O MICO

O mico ferroviário é um gênio

15/3/2006 – O Globo – Elio Gaspari

O melhor negócio do mundo é fazer qualquer coisa, desde que a Previ (fundo
de pensão do Banco do Brasil) e o Funcef (da Caixa Econômica) botem
dinheiro de seus trabalhadores na empreitada. Um telefonema do Planalto
para o velho e bom BNDES, uma assessoria de fundecas transgênicos, e
abracadabra.

O tucanato fez essa mágica em 1996, quando vendeu a malha ferroviária que
liga o Centro-Oeste a São Paulo.

À época a palavra mágica era “privatização”. Quando um grupo americano
liderado por uma empresa que fabricava pipocas carameladas arrematou os
trilhos, o ministro do Planejamento, Antonio Kandir, ensinou: “Sem
investimento privado na infra-estrutura o país não cresce.”

Blablablá do capitalismo prometido. O investimento saiu do BNDES, da Previ
e do Funcef. Dez anos depois do palavrório tucano, a empresa Brasil
Ferrovias, que resultou da fusão dos privatas de 1996, não conseguia honrar
as prestações do arrendamento (R$ 280 milhões) nem os impostos que devia à
Viúva. A redenção da infra-estrutura virou um buraco de R$ 1,6 bilhão na
barraca do Largo da Carioca.

Se o palavrório capitalista fosse sério (como o foi na hora de desempregar
perto de 500 trabalhadores), a Brasil Ferrovias deveria ser levada ao
mercado e vendida pelo que valesse. Nesse caso, os fundecas seriam
responsabilizados pela leviandade de seus investimentos e pelo silêncio
instalado a partir de 2003. Foi preciso empinar uma nova palavra mágica.

Em outubro passado ela veio da retórica retumbante de Lula:

“Hoje é um dia muito importante, porque, além de reestruturarmos a Brasil
Ferrovias, estamos reordenando o processo de privatização que deixou à
deriva o sistema de transporte ferroviário, tão essencial num país
continental como o Brasil.”

A empresa passou a se chamar Nova Brasil Ferrovias. Sob a coordenação de um
telúrico escritório de arquitetura financeira (Angra Partners) habitado por
ex-dignitários dos fundos, transformou-se calote em carinho. Cerca de R$
400 milhões de dívidas vencidas viraram ações compradas pelo BNDES. Isso e
mais outros R$ 400 milhões de dinheiro novo. A conta fechou em cerca de R$
1 bilhão. O índice de estatização da malha que transporta 15% da soja
nacional ficou em 90%. Como acontece desde o século XIX, privatiza-se,
avacalha-se, estatiza-se e volta-se a privatizar. (Faria bem à patuléia
conhecer os nomes de todos os doutores que integraram seu conselho de
administração, bem como o valor de seus honorários.)

### Tarefa 1:
Edite as entradas começando na linha que contém "station-checkbox-sonm[interactable]: ✓ xyxy=(40,131,51,142)" e terminando na que contém "chevron-down-icon[interactable]: ⌄ xyxy=(628,47,636,58)", substituindo "Выбор станций" por "Escolha de estações" e mantendo todo o resto igual.
O artigo e as entradas são materiais independentes, sem relação entre si.

### Dados brutos:
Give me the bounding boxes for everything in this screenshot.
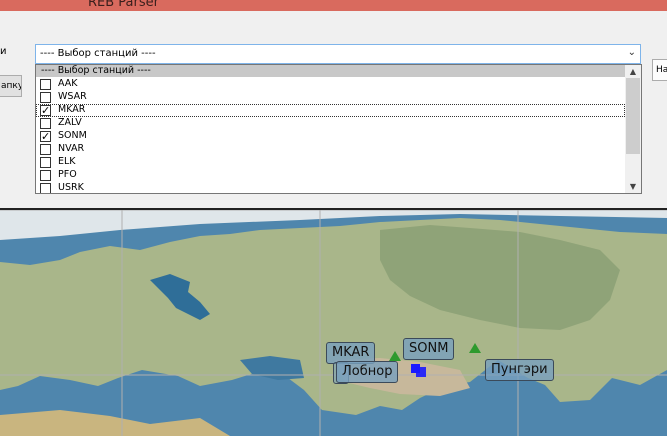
station-checkbox-sonm[interactable]: ✓ xyxy=(40,131,51,142)
station-checkbox-elk[interactable] xyxy=(40,157,51,168)
station-list-scrollbar[interactable]: ▲ ▼ xyxy=(625,65,641,193)
station-item-pfo[interactable]: PFO xyxy=(36,169,625,182)
start-button[interactable]: На xyxy=(652,59,667,81)
station-checkbox-nvar[interactable] xyxy=(40,144,51,155)
station-label-elk: ELK xyxy=(58,156,76,167)
station-checkbox-wsar[interactable] xyxy=(40,92,51,103)
map-canvas xyxy=(0,210,667,436)
form-label: и xyxy=(0,46,7,57)
station-item-usrk[interactable]: USRK xyxy=(36,182,625,193)
station-item-nvar[interactable]: NVAR xyxy=(36,143,625,156)
station-list-header[interactable]: ---- Выбор станций ---- xyxy=(36,65,625,77)
map-station-label-sonm: SONM xyxy=(403,338,455,360)
choose-folder-button[interactable]: апку xyxy=(0,75,22,97)
map-event-label-lobnor: Лобнор xyxy=(336,361,399,383)
window-title: REB Parser xyxy=(88,0,159,10)
station-label-aak: AAK xyxy=(58,78,78,89)
station-label-sonm: SONM xyxy=(58,130,87,141)
station-label-pfo: PFO xyxy=(58,169,77,180)
station-item-mkar[interactable]: ✓ MKAR xyxy=(36,104,625,117)
station-checkbox-usrk[interactable] xyxy=(40,183,51,193)
choose-folder-button-label: апку xyxy=(1,81,22,91)
station-checkbox-pfo[interactable] xyxy=(40,170,51,181)
station-dropdown-list[interactable]: ---- Выбор станций ---- AAK WSAR ✓ MKAR … xyxy=(35,64,642,194)
station-checkbox-aak[interactable] xyxy=(40,79,51,90)
station-item-aak[interactable]: AAK xyxy=(36,78,625,91)
map-event-label-pungeri: Пунгэри xyxy=(485,359,554,381)
title-bar: REB Parser xyxy=(0,0,667,11)
station-item-sonm[interactable]: ✓ SONM xyxy=(36,130,625,143)
station-select[interactable]: ---- Выбор станций ---- ⌄ xyxy=(35,44,641,64)
station-select-value: ---- Выбор станций ---- xyxy=(40,48,156,59)
station-label-nvar: NVAR xyxy=(58,143,85,154)
event-marker[interactable] xyxy=(416,367,426,377)
chevron-down-icon[interactable]: ⌄ xyxy=(628,47,636,58)
station-item-elk[interactable]: ELK xyxy=(36,156,625,169)
station-label-mkar: MKAR xyxy=(58,104,86,115)
station-checkbox-zalv[interactable] xyxy=(40,118,51,129)
station-label-wsar: WSAR xyxy=(58,91,87,102)
station-list-header-label: ---- Выбор станций ---- xyxy=(41,65,151,76)
start-button-label: На xyxy=(656,65,667,75)
scroll-down-arrow-icon[interactable]: ▼ xyxy=(625,180,641,193)
station-label-usrk: USRK xyxy=(58,182,84,193)
station-item-zalv[interactable]: ZALV xyxy=(36,117,625,130)
station-checkbox-mkar[interactable]: ✓ xyxy=(40,105,51,116)
station-item-wsar[interactable]: WSAR xyxy=(36,91,625,104)
scrollbar-thumb[interactable] xyxy=(626,78,640,154)
world-map[interactable]: MKAR SONM Лобнор Пунгэри xyxy=(0,210,667,436)
station-label-zalv: ZALV xyxy=(58,117,82,128)
scroll-up-arrow-icon[interactable]: ▲ xyxy=(625,65,641,78)
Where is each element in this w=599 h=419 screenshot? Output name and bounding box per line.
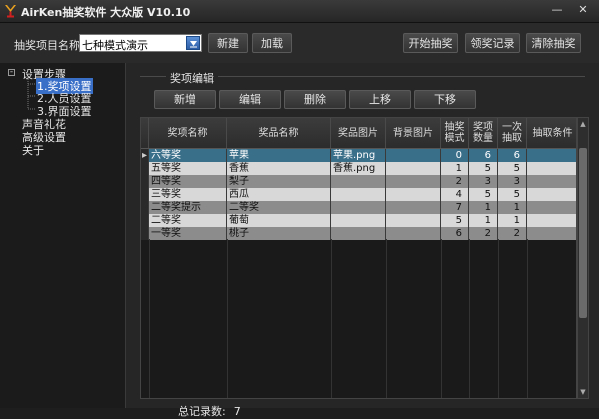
column-header[interactable]: 背景图片 <box>386 118 441 148</box>
move-up-button[interactable]: 上移 <box>349 90 411 109</box>
column-header[interactable]: 抽取条件 <box>527 118 576 148</box>
main-panel: 奖项编辑 新增 编辑 删除 上移 下移 奖项名称 奖品名称 奖品图片 背景图片 … <box>126 63 599 418</box>
project-select[interactable]: 七种模式演示 <box>79 34 202 52</box>
record-count-label: 总记录数: <box>178 405 226 418</box>
column-header[interactable]: 抽奖模式 <box>441 118 469 148</box>
start-draw-button[interactable]: 开始抽奖 <box>403 33 458 53</box>
column-grid-lines <box>149 239 528 398</box>
title-bar: AirKen抽奖软件 大众版 V10.10 — ✕ <box>0 0 599 23</box>
prize-table: 奖项名称 奖品名称 奖品图片 背景图片 抽奖模式 奖项数量 一次抽取 抽取条件 … <box>140 117 577 399</box>
column-header[interactable]: 奖项名称 <box>149 118 227 148</box>
record-count: 总记录数: 7 <box>178 403 249 419</box>
table-vertical-scrollbar[interactable]: ▲ ▼ <box>577 117 589 399</box>
add-prize-button[interactable]: 新增 <box>154 90 216 109</box>
scrollbar-thumb[interactable] <box>579 148 587 318</box>
claim-record-button[interactable]: 领奖记录 <box>465 33 520 53</box>
table-header: 奖项名称 奖品名称 奖品图片 背景图片 抽奖模式 奖项数量 一次抽取 抽取条件 <box>141 118 576 149</box>
minimize-icon[interactable]: — <box>548 3 566 17</box>
settings-tree: - 设置步骤 1.奖项设置 2.人员设置 3.界面设置 声音礼花 高级设置 关于 <box>0 63 126 408</box>
row-indicator-header <box>141 118 149 148</box>
window-title: AirKen抽奖软件 大众版 V10.10 <box>21 6 191 19</box>
app-logo-icon <box>5 5 16 18</box>
delete-prize-button[interactable]: 删除 <box>284 90 346 109</box>
project-label: 抽奖项目名称 <box>14 39 80 52</box>
tree-lines <box>27 77 35 110</box>
toolbar: 抽奖项目名称 七种模式演示 新建 加载 开始抽奖 领奖记录 清除抽奖 <box>0 23 599 63</box>
load-button[interactable]: 加载 <box>252 33 292 53</box>
clear-draw-button[interactable]: 清除抽奖 <box>526 33 581 53</box>
column-header[interactable]: 奖品名称 <box>227 118 331 148</box>
edit-prize-button[interactable]: 编辑 <box>219 90 281 109</box>
scroll-up-icon[interactable]: ▲ <box>579 120 587 128</box>
scroll-down-icon[interactable]: ▼ <box>579 388 587 396</box>
column-header[interactable]: 一次抽取 <box>498 118 527 148</box>
project-select-value: 七种模式演示 <box>82 39 148 52</box>
new-button[interactable]: 新建 <box>208 33 248 53</box>
close-icon[interactable]: ✕ <box>574 3 592 17</box>
section-title: 奖项编辑 <box>166 70 218 86</box>
dropdown-arrow-icon[interactable] <box>186 36 200 50</box>
tree-item-about[interactable]: 关于 <box>22 142 44 158</box>
record-count-value: 7 <box>233 405 241 418</box>
column-header[interactable]: 奖品图片 <box>331 118 386 148</box>
move-down-button[interactable]: 下移 <box>414 90 476 109</box>
column-header[interactable]: 奖项数量 <box>469 118 498 148</box>
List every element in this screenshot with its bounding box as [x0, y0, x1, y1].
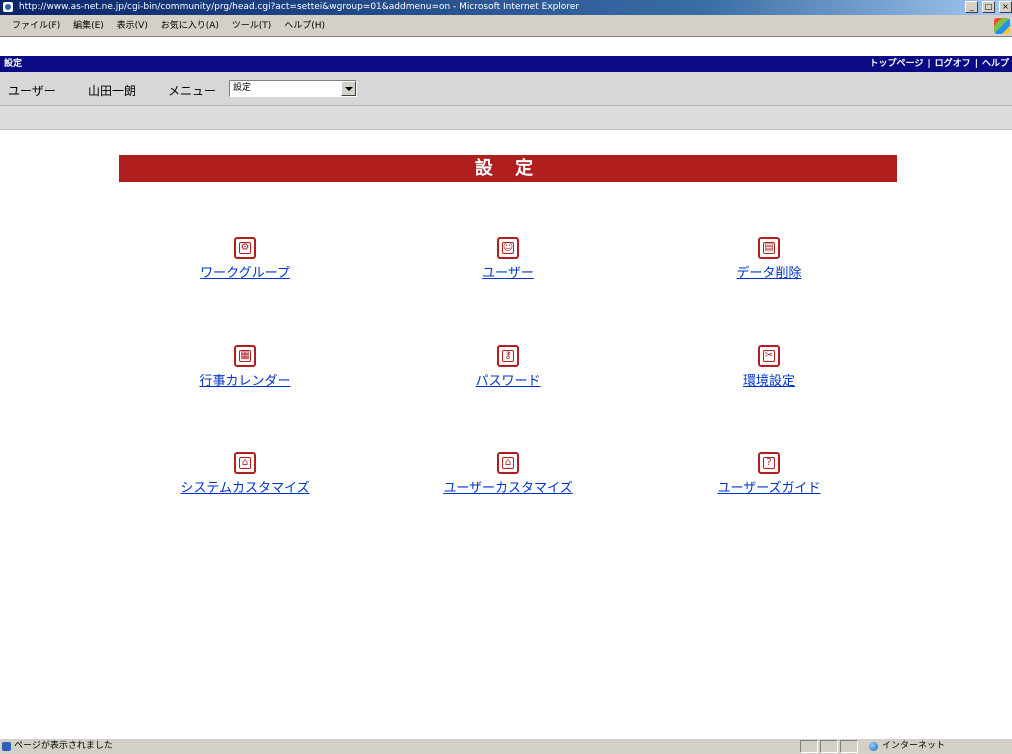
user-bar: ユーザー 山田一朗 メニュー 設定 [0, 72, 1012, 106]
status-bar: ページが表示されました インターネット [0, 738, 1012, 754]
window-title: http://www.as-net.ne.jp/cgi-bin/communit… [18, 2, 580, 12]
menu-label: メニュー [168, 84, 217, 98]
minimize-button[interactable]: _ [965, 1, 979, 13]
settings-item-user-guide[interactable]: ? ユーザーズガイド [679, 452, 859, 496]
calendar-link[interactable]: 行事カレンダー [199, 374, 290, 389]
user-customize-icon: ⌂ [497, 452, 519, 474]
workgroup-icon: ⚙ [234, 237, 256, 259]
settings-item-calendar[interactable]: ▦ 行事カレンダー [155, 345, 335, 389]
chevron-down-icon[interactable] [341, 81, 356, 96]
key-icon: ⚷ [497, 345, 519, 367]
system-customize-icon: ⌂ [234, 452, 256, 474]
user-customize-link[interactable]: ユーザーカスタマイズ [443, 481, 572, 496]
menu-edit[interactable]: 編集(E) [68, 15, 109, 37]
window-controls: _ □ × [964, 1, 1012, 15]
menu-favorites[interactable]: お気に入り(A) [156, 15, 224, 37]
settings-item-environment[interactable]: ✂ 環境設定 [679, 345, 859, 389]
header-links: トップページ | ログオフ | ヘルプ [867, 56, 1012, 72]
status-pane [820, 740, 838, 753]
menu-bar: ファイル(F) 編集(E) 表示(V) お気に入り(A) ツール(T) ヘルプ(… [0, 15, 1012, 37]
app-header: 設定 トップページ | ログオフ | ヘルプ [0, 56, 1012, 72]
sub-toolbar [0, 106, 1012, 130]
environment-link[interactable]: 環境設定 [743, 374, 795, 389]
help-link[interactable]: ヘルプ [979, 56, 1012, 72]
user-guide-link[interactable]: ユーザーズガイド [717, 481, 820, 496]
settings-item-password[interactable]: ⚷ パスワード [418, 345, 598, 389]
settings-item-workgroup[interactable]: ⚙ ワークグループ [155, 237, 335, 281]
globe-icon [869, 742, 878, 751]
calendar-icon: ▦ [234, 345, 256, 367]
password-link[interactable]: パスワード [475, 374, 540, 389]
menu-help[interactable]: ヘルプ(H) [279, 15, 330, 37]
page-icon [2, 742, 11, 751]
window-title-bar: http://www.as-net.ne.jp/cgi-bin/communit… [0, 0, 1012, 15]
tools-icon: ✂ [758, 345, 780, 367]
top-page-link[interactable]: トップページ [867, 56, 927, 72]
settings-item-system-customize[interactable]: ⌂ システムカスタマイズ [155, 452, 335, 496]
guide-icon: ? [758, 452, 780, 474]
settings-item-user-customize[interactable]: ⌂ ユーザーカスタマイズ [418, 452, 598, 496]
user-label: ユーザー [8, 84, 56, 98]
close-button[interactable]: × [999, 1, 1012, 13]
menu-select[interactable]: 設定 [229, 80, 357, 97]
logoff-link[interactable]: ログオフ [932, 56, 974, 72]
maximize-button[interactable]: □ [982, 1, 996, 13]
status-pane [800, 740, 818, 753]
windows-logo-icon [994, 18, 1010, 34]
app-title: 設定 [4, 59, 23, 69]
menu-tools[interactable]: ツール(T) [227, 15, 277, 37]
menu-view[interactable]: 表示(V) [112, 15, 153, 37]
system-customize-link[interactable]: システムカスタマイズ [180, 481, 309, 496]
status-text: ページが表示されました [14, 741, 113, 751]
status-pane [840, 740, 858, 753]
ie-browser-icon [3, 2, 13, 12]
trash-icon: ▤ [758, 237, 780, 259]
user-name: 山田一朗 [88, 84, 137, 98]
menu-select-value: 設定 [233, 83, 252, 93]
page-title-banner: 設 定 [119, 155, 897, 182]
security-zone: インターネット [882, 741, 946, 751]
user-link[interactable]: ユーザー [482, 266, 534, 281]
user-icon: ☺ [497, 237, 519, 259]
settings-item-delete-data[interactable]: ▤ データ削除 [679, 237, 859, 281]
workgroup-link[interactable]: ワークグループ [200, 266, 290, 281]
delete-data-link[interactable]: データ削除 [736, 266, 801, 281]
settings-item-user[interactable]: ☺ ユーザー [418, 237, 598, 281]
menu-file[interactable]: ファイル(F) [0, 15, 65, 37]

### Tarefa 2:
Liste todas as pessoas mencionadas pelo nome no artigo sobre a malha ferroviária.

### Resposta completa 1:
station-checkbox-sonm[interactable]: ✓ xyxy=(40,131,51,142)
station-checkbox-elk[interactable] xyxy=(40,157,51,168)
station-list-scrollbar[interactable]: ▲ ▼ xyxy=(625,65,641,193)
station-item-pfo[interactable]: PFO xyxy=(36,169,625,182)
start-button[interactable]: На xyxy=(652,59,667,81)
station-checkbox-nvar[interactable] xyxy=(40,144,51,155)
station-label-elk: ELK xyxy=(58,156,76,167)
station-checkbox-wsar[interactable] xyxy=(40,92,51,103)
map-canvas xyxy=(0,210,667,436)
form-label: и xyxy=(0,46,7,57)
station-item-usrk[interactable]: USRK xyxy=(36,182,625,193)
station-item-nvar[interactable]: NVAR xyxy=(36,143,625,156)
station-list-header[interactable]: ---- Escolha de estações ---- xyxy=(36,65,625,77)
map-station-label-sonm: SONM xyxy=(403,338,455,360)
choose-folder-button[interactable]: апку xyxy=(0,75,22,97)
map-event-label-lobnor: Лобнор xyxy=(336,361,399,383)
window-title: REB Parser xyxy=(88,0,159,10)
station-label-aak: AAK xyxy=(58,78,78,89)
station-label-sonm: SONM xyxy=(58,130,87,141)
station-label-pfo: PFO xyxy=(58,169,77,180)
station-item-mkar[interactable]: ✓ MKAR xyxy=(36,104,625,117)
station-checkbox-usrk[interactable] xyxy=(40,183,51,193)
choose-folder-button-label: апку xyxy=(1,81,22,91)
station-checkbox-pfo[interactable] xyxy=(40,170,51,181)
station-dropdown-list[interactable]: ---- Escolha de estações ---- AAK WSAR ✓ MKAR … xyxy=(35,64,642,194)
station-checkbox-aak[interactable] xyxy=(40,79,51,90)
station-item-aak[interactable]: AAK xyxy=(36,78,625,91)
map-event-label-pungeri: Пунгэри xyxy=(485,359,554,381)
title-bar: REB Parser xyxy=(0,0,667,11)
station-item-sonm[interactable]: ✓ SONM xyxy=(36,130,625,143)
station-select[interactable]: ---- Escolha de estações ---- ⌄ xyxy=(35,44,641,64)
station-select-value: ---- Escolha de estações ---- xyxy=(40,48,156,59)
station-label-nvar: NVAR xyxy=(58,143,85,154)
event-marker[interactable] xyxy=(416,367,426,377)
chevron-down-icon[interactable]: ⌄ xyxy=(628,47,636,58)

### Resposta completa 2:
Elio Gaspari
Antonio Kandir
Lula